— Begin Records shown —
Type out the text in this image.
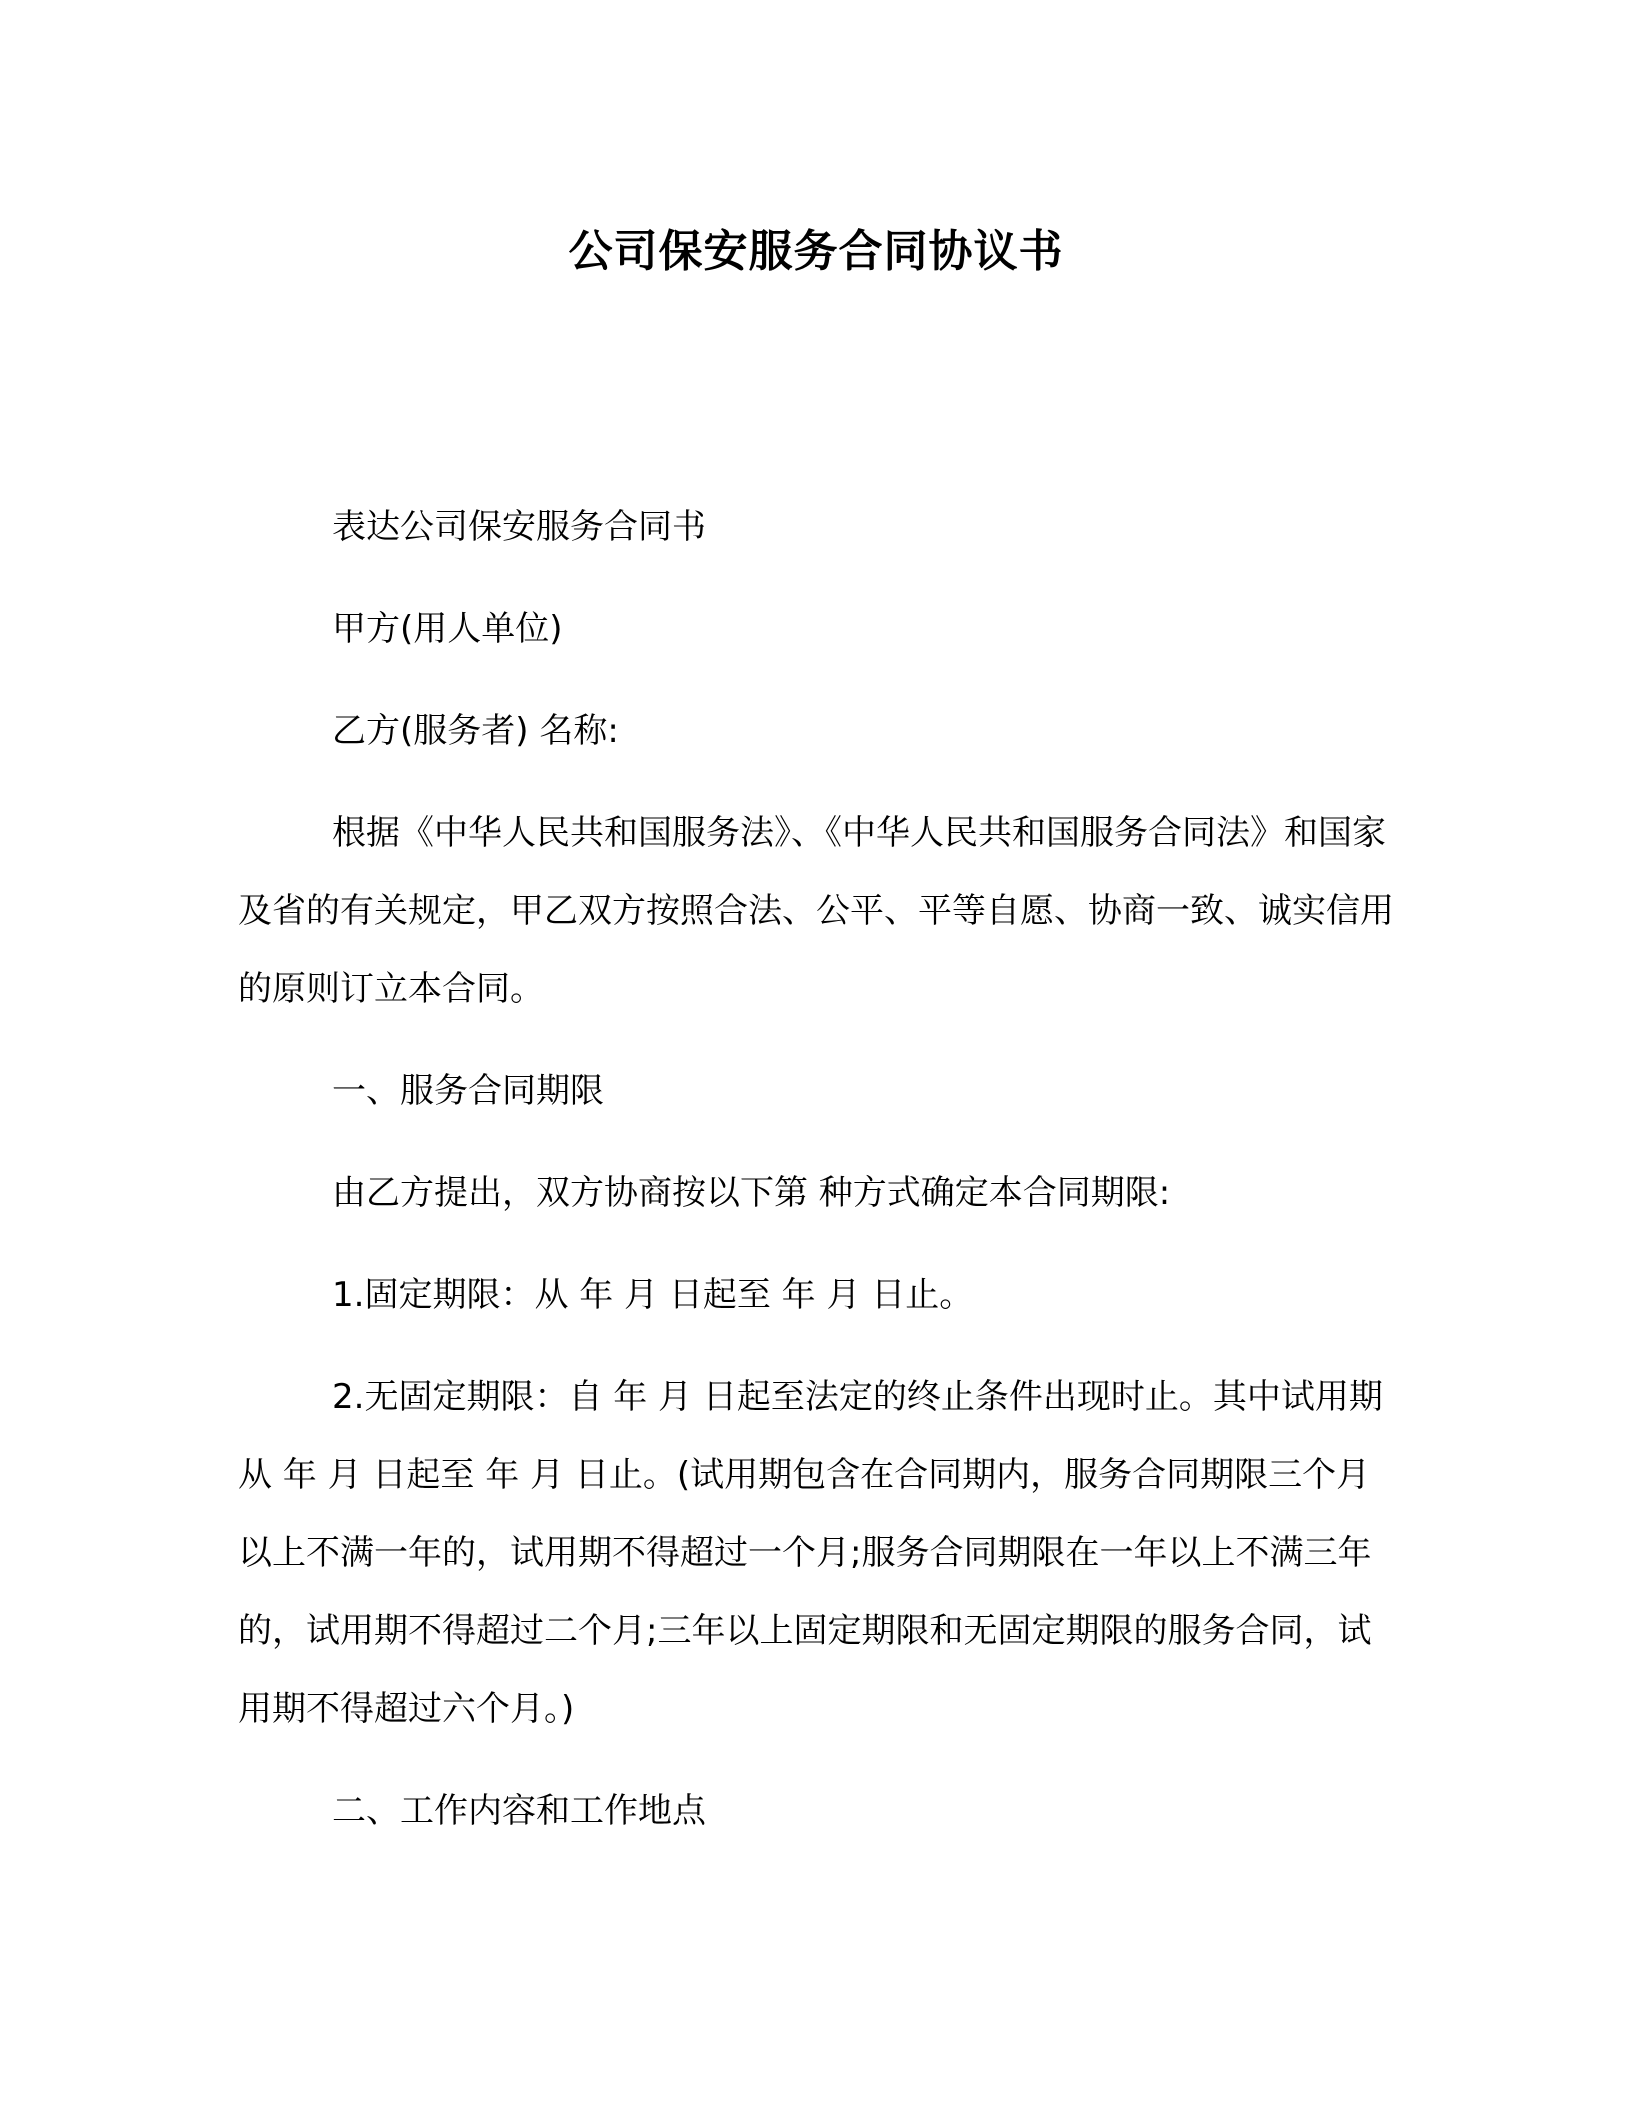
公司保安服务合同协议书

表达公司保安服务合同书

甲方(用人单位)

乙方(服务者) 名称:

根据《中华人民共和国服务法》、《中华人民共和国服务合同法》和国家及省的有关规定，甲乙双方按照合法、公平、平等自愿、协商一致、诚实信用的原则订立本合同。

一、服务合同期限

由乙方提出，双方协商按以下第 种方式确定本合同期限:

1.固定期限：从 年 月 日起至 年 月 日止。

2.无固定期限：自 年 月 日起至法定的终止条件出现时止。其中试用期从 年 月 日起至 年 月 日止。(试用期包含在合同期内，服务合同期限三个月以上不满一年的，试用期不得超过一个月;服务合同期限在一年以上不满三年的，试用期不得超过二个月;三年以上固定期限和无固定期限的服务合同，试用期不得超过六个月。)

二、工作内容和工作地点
— End Records shown —
* Your goal: All of the records above must be copied exactly, except for the pictures.

* In response:
Type out the text in this image.
公司保安服务合同协议书

表达公司保安服务合同书

甲方(用人单位)

乙方(服务者) 名称:

根据《中华人民共和国服务法》、《中华人民共和国服务合同法》和国家及省的有关规定，甲乙双方按照合法、公平、平等自愿、协商一致、诚实信用的原则订立本合同。

一、服务合同期限

由乙方提出，双方协商按以下第 种方式确定本合同期限:

1.固定期限：从 年 月 日起至 年 月 日止。

2.无固定期限：自 年 月 日起至法定的终止条件出现时止。其中试用期从 年 月 日起至 年 月 日止。(试用期包含在合同期内，服务合同期限三个月以上不满一年的，试用期不得超过一个月;服务合同期限在一年以上不满三年的，试用期不得超过二个月;三年以上固定期限和无固定期限的服务合同，试用期不得超过六个月。)

二、工作内容和工作地点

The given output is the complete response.